Reproduce the entire listing word for word.

[Saved entries]
——————————

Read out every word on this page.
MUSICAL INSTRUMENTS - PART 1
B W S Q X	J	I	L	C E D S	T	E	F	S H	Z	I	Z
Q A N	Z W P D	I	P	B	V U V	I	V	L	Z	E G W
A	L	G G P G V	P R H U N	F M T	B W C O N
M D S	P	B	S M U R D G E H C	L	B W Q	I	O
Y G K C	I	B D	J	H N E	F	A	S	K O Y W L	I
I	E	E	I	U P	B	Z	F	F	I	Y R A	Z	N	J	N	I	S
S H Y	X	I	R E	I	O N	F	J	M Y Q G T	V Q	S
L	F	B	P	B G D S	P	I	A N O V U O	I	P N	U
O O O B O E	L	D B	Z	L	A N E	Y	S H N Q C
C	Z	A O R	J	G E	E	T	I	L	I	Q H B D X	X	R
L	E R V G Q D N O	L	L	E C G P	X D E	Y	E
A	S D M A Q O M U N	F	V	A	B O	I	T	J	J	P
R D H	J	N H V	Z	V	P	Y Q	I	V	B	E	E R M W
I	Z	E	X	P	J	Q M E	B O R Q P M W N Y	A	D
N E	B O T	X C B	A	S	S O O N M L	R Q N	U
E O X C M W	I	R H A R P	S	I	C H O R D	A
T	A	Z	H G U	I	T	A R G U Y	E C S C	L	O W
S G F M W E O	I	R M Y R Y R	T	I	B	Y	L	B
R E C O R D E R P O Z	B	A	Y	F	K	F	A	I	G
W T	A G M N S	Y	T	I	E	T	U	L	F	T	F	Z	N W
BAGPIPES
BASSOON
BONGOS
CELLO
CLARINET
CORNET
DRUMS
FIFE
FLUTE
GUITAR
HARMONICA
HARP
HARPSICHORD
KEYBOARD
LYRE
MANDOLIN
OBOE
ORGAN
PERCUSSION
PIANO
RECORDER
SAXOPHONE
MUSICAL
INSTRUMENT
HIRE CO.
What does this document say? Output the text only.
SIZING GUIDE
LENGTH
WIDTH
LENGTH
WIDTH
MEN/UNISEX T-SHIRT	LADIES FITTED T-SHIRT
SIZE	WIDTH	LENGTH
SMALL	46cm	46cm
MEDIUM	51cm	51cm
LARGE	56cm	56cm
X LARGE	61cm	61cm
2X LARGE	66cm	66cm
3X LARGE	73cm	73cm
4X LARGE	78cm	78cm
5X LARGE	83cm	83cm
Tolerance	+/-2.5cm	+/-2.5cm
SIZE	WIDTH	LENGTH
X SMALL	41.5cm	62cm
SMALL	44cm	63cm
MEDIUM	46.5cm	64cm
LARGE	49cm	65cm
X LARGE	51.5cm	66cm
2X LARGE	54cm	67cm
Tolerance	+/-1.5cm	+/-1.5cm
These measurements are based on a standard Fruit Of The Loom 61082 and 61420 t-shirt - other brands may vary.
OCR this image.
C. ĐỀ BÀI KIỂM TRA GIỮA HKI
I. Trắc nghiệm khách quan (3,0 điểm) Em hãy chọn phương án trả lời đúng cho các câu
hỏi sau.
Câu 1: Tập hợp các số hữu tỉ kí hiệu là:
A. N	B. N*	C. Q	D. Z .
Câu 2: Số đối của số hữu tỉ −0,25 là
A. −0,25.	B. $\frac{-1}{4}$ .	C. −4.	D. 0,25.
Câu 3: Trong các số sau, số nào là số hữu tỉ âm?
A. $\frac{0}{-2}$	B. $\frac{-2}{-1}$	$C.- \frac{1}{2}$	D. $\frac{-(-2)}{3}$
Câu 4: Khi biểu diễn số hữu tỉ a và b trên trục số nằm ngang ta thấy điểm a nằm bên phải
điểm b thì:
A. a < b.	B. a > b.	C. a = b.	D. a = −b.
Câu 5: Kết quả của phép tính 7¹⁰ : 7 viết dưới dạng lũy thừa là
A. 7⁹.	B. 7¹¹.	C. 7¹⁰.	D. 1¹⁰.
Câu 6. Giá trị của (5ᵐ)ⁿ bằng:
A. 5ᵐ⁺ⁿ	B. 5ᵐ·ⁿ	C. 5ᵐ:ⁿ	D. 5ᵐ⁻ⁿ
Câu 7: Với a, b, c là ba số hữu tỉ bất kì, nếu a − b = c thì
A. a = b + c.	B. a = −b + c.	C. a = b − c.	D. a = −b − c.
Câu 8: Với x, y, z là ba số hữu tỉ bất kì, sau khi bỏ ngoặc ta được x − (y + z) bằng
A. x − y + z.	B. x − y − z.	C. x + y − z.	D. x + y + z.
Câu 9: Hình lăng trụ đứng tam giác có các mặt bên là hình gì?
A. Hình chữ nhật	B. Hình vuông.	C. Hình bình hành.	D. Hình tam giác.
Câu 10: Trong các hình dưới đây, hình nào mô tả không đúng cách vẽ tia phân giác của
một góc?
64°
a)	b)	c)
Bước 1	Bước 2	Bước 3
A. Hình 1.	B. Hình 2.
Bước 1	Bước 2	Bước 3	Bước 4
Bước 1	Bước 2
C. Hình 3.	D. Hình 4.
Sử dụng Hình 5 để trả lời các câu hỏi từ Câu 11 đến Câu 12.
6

——————————

_FULL RESPONSE_.
Read out every word on this page.
MUSICAL INSTRUMENTS - PART 1
B W S Q X	J	I	L	C E D S	T	E	F	S H	Z	I	Z
Q A N	Z W P D	I	P	B	V U V	I	V	L	Z	E G W
A	L	G G P G V	P R H U N	F M T	B W C O N
M D S	P	B	S M U R D G E H C	L	B W Q	I	O
Y G K C	I	B D	J	H N E	F	A	S	K O Y W L	I
I	E	E	I	U P	B	Z	F	F	I	Y R A	Z	N	J	N	I	S
S H Y	X	I	R E	I	O N	F	J	M Y Q G T	V Q	S
L	F	B	P	B G D S	P	I	A N O V U O	I	P N	U
O O O B O E	L	D B	Z	L	A N E	Y	S H N Q C
C	Z	A O R	J	G E	E	T	I	L	I	Q H B D X	X	R
L	E R V G Q D N O	L	L	E C G P	X D E	Y	E
A	S D M A Q O M U N	F	V	A	B O	I	T	J	J	P
R D H	J	N H V	Z	V	P	Y Q	I	V	B	E	E R M W
I	Z	E	X	P	J	Q M E	B O R Q P M W N Y	A	D
N E	B O T	X C B	A	S	S O O N M L	R Q N	U
E O X C M W	I	R H A R P	S	I	C H O R D	A
T	A	Z	H G U	I	T	A R G U Y	E C S C	L	O W
S G F M W E O	I	R M Y R Y R	T	I	B	Y	L	B
R E C O R D E R P O Z	B	A	Y	F	K	F	A	I	G
W T	A G M N S	Y	T	I	E	T	U	L	F	T	F	Z	N W
BAGPIPES
BASSOON
BONGOS
CELLO
CLARINET
CORNET
DRUMS
FIFE
FLUTE
GUITAR
HARMONICA
HARP
HARPSICHORD
KEYBOARD
LYRE
MANDOLIN
OBOE
ORGAN
PERCUSSION
PIANO
RECORDER
SAXOPHONE
MUSICAL
INSTRUMENT
HIRE CO.
What does this document say? Output the text only.
SIZING GUIDE
LENGTH
WIDTH
LENGTH
WIDTH
MEN/UNISEX T-SHIRT	LADIES FITTED T-SHIRT
SIZE	WIDTH	LENGTH
SMALL	46cm	46cm
MEDIUM	51cm	51cm
LARGE	56cm	56cm
X LARGE	61cm	61cm
2X LARGE	66cm	66cm
3X LARGE	73cm	73cm
4X LARGE	78cm	78cm
5X LARGE	83cm	83cm
Tolerance	+/-2.5cm	+/-2.5cm
SIZE	WIDTH	LENGTH
X SMALL	41.5cm	62cm
SMALL	44cm	63cm
MEDIUM	46.5cm	64cm
LARGE	49cm	65cm
X LARGE	51.5cm	66cm
2X LARGE	54cm	67cm
Tolerance	+/-1.5cm	+/-1.5cm
These measurements are based on a standard Fruit Of The Loom 61082 and 61420 t-shirt - other brands may vary.
OCR this image.
C. ĐỀ BÀI KIỂM TRA GIỮA HKI
I. Trắc nghiệm khách quan (3,0 điểm) Em hãy chọn phương án trả lời đúng cho các câu
hỏi sau.
Câu 1: Tập hợp các số hữu tỉ kí hiệu là:
A. N	B. N*	C. Q	D. Z .
Câu 2: Số đối của số hữu tỉ −0,25 là
A. −0,25.	B. $\frac{-1}{4}$ .	C. −4.	D. 0,25.
Câu 3: Trong các số sau, số nào là số hữu tỉ âm?
A. $\frac{0}{-2}$	B. $\frac{-2}{-1}$	$C.- \frac{1}{2}$	D. $\frac{-(-2)}{3}$
Câu 4: Khi biểu diễn số hữu tỉ a và b trên trục số nằm ngang ta thấy điểm a nằm bên phải
điểm b thì:
A. a < b.	B. a > b.	C. a = b.	D. a = −b.
Câu 5: Kết quả của phép tính 7¹⁰ : 7 viết dưới dạng lũy thừa là
A. 7⁹.	B. 7¹¹.	C. 7¹⁰.	D. 1¹⁰.
Câu 6. Giá trị của (5ᵐ)ⁿ bằng:
A. 5ᵐ⁺ⁿ	B. 5ᵐ·ⁿ	C. 5ᵐ:ⁿ	D. 5ᵐ⁻ⁿ
Câu 7: Với a, b, c là ba số hữu tỉ bất kì, nếu a − b = c thì
A. a = b + c.	B. a = −b + c.	C. a = b − c.	D. a = −b − c.
Câu 8: Với x, y, z là ba số hữu tỉ bất kì, sau khi bỏ ngoặc ta được x − (y + z) bằng
A. x − y + z.	B. x − y − z.	C. x + y − z.	D. x + y + z.
Câu 9: Hình lăng trụ đứng tam giác có các mặt bên là hình gì?
A. Hình chữ nhật	B. Hình vuông.	C. Hình bình hành.	D. Hình tam giác.
Câu 10: Trong các hình dưới đây, hình nào mô tả không đúng cách vẽ tia phân giác của
một góc?
64°
a)	b)	c)
Bước 1	Bước 2	Bước 3
A. Hình 1.	B. Hình 2.
Bước 1	Bước 2	Bước 3	Bước 4
Bước 1	Bước 2
C. Hình 3.	D. Hình 4.
Sử dụng Hình 5 để trả lời các câu hỏi từ Câu 11 đến Câu 12.
6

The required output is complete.